__TASK PROMPT__. Pictures stay out of your copy, but everything else in the records below must be repeated exactly.

- - -

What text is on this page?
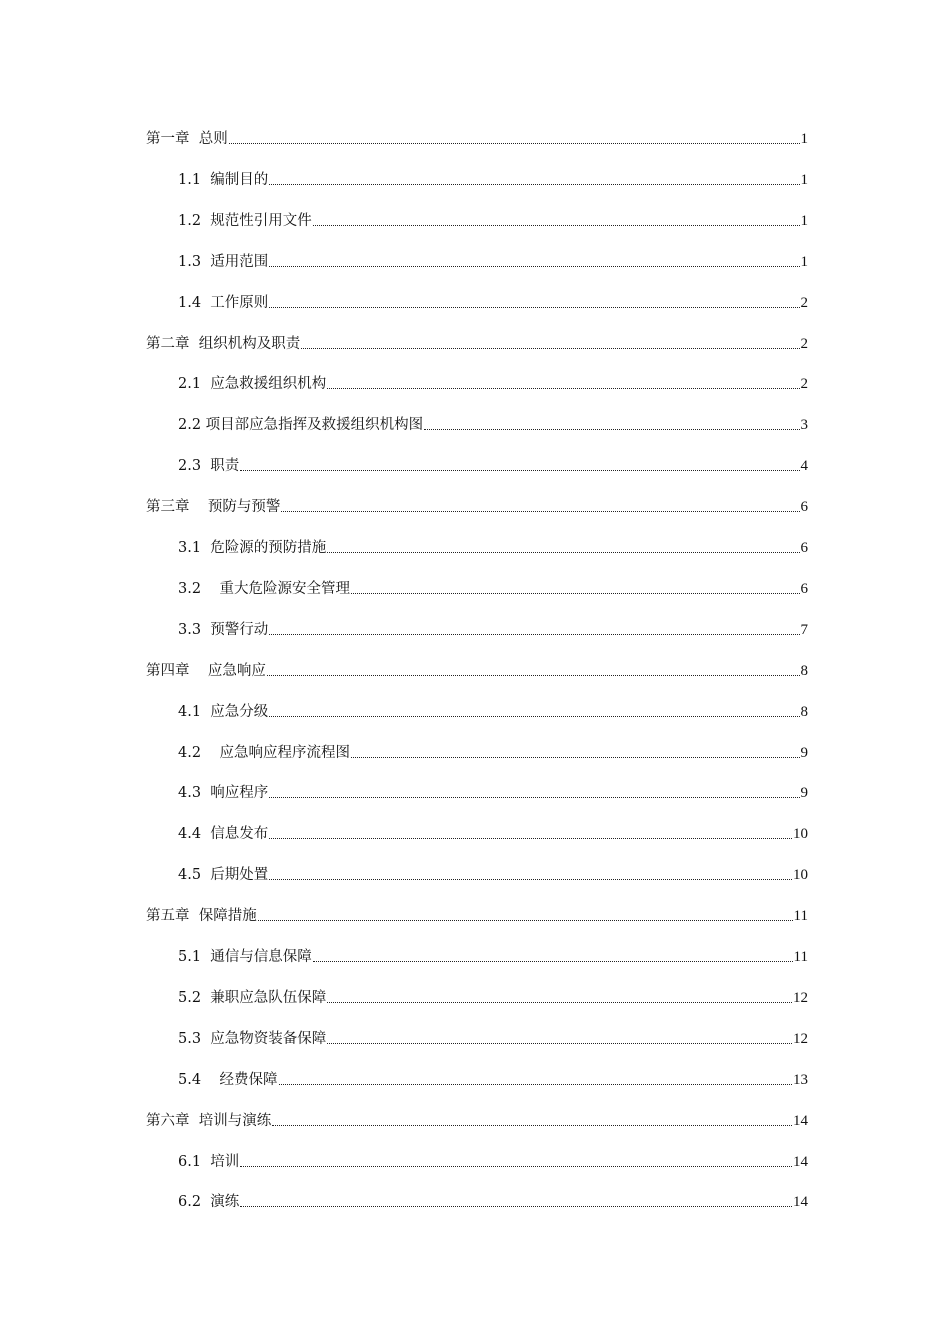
第一章  总则	1
1.1  编制目的	1
1.2  规范性引用文件	1
1.3  适用范围	1
1.4  工作原则	2
第二章  组织机构及职责	2
2.1  应急救援组织机构	2
2.2 项目部应急指挥及救援组织机构图	3
2.3  职责	4
第三章    预防与预警	6
3.1  危险源的预防措施	6
3.2    重大危险源安全管理	6
3.3  预警行动	7
第四章    应急响应	8
4.1  应急分级	8
4.2    应急响应程序流程图	9
4.3  响应程序	9
4.4  信息发布	10
4.5  后期处置	10
第五章  保障措施	11
5.1  通信与信息保障	11
5.2  兼职应急队伍保障	12
5.3  应急物资装备保障	12
5.4    经费保障	13
第六章  培训与演练	14
6.1  培训	14
6.2  演练	14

- - -

__RESPONSE TO THIS TASK__.
What text is on this page?
第一章  总则	1
1.1  编制目的	1
1.2  规范性引用文件	1
1.3  适用范围	1
1.4  工作原则	2
第二章  组织机构及职责	2
2.1  应急救援组织机构	2
2.2 项目部应急指挥及救援组织机构图	3
2.3  职责	4
第三章    预防与预警	6
3.1  危险源的预防措施	6
3.2    重大危险源安全管理	6
3.3  预警行动	7
第四章    应急响应	8
4.1  应急分级	8
4.2    应急响应程序流程图	9
4.3  响应程序	9
4.4  信息发布	10
4.5  后期处置	10
第五章  保障措施	11
5.1  通信与信息保障	11
5.2  兼职应急队伍保障	12
5.3  应急物资装备保障	12
5.4    经费保障	13
第六章  培训与演练	14
6.1  培训	14
6.2  演练	14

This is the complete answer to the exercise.